[Data items]

· · · · ·

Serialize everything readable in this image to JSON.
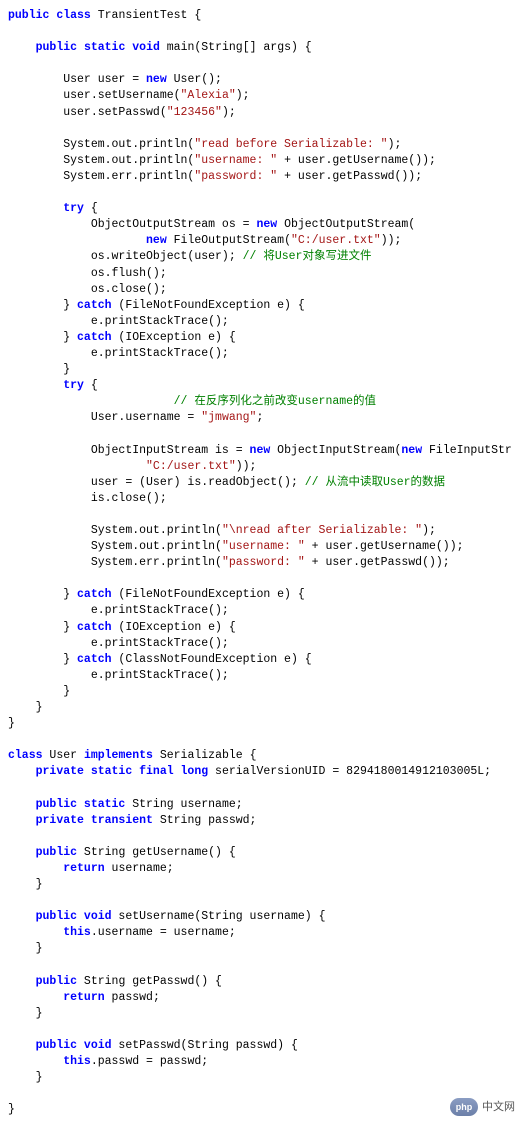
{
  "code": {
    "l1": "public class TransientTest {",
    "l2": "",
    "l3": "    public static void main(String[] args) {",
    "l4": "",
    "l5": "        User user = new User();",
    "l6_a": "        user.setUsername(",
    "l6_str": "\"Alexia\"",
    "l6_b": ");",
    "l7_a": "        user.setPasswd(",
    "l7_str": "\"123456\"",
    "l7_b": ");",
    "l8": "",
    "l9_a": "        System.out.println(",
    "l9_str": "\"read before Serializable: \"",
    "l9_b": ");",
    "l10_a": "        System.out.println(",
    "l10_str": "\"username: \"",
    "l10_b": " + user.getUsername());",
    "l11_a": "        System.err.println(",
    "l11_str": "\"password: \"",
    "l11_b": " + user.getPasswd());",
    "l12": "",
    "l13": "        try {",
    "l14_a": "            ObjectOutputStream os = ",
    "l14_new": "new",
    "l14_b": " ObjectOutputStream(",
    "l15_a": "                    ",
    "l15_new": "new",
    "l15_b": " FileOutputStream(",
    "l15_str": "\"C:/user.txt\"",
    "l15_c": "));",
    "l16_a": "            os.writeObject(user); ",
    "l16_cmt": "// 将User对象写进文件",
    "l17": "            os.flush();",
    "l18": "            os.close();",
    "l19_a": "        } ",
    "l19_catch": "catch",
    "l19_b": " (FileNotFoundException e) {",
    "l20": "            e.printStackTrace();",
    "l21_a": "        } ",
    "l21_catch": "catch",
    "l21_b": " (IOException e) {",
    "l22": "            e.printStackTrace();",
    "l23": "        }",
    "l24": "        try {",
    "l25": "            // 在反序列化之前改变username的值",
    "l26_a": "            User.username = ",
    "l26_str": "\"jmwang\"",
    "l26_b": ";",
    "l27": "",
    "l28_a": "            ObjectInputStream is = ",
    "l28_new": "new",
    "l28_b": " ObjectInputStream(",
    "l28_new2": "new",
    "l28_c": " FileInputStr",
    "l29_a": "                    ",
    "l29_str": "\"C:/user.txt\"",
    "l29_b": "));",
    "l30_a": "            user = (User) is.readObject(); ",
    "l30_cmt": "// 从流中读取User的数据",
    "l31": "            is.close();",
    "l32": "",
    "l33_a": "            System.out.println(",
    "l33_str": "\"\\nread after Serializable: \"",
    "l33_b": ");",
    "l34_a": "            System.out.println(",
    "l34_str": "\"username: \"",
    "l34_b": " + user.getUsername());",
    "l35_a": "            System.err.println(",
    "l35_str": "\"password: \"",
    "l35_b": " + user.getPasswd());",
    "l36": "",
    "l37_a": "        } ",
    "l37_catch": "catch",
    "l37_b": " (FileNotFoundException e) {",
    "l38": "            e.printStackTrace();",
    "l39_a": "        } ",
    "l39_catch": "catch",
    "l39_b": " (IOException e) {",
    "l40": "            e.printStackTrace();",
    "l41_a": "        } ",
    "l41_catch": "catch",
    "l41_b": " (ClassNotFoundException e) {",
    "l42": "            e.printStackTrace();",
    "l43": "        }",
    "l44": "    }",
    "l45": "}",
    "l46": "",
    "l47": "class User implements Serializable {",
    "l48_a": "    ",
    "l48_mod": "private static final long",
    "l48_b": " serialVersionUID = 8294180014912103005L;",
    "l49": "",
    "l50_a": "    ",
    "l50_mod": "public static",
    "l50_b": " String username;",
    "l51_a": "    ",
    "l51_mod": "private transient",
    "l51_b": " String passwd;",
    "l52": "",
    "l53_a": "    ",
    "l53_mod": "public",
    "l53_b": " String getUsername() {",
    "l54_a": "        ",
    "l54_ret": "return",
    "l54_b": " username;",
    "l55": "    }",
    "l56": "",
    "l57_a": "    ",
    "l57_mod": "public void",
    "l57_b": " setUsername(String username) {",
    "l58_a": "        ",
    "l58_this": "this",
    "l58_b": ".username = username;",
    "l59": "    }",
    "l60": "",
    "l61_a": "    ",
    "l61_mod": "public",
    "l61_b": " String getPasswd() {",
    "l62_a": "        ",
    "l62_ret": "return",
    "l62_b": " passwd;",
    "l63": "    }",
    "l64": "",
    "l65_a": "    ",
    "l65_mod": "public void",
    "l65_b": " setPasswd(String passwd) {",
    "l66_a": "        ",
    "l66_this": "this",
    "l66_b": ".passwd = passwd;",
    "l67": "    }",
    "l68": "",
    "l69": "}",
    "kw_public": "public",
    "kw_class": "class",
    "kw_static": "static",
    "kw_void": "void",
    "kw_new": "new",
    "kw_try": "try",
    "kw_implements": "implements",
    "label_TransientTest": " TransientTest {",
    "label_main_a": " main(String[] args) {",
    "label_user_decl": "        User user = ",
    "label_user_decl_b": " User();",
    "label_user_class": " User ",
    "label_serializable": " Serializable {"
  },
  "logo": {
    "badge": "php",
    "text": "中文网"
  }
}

· · · · ·

From the entries above, collect every line with the string "private" in it.

    "l48_mod": "private static final long",
    "l51_mod": "private transient",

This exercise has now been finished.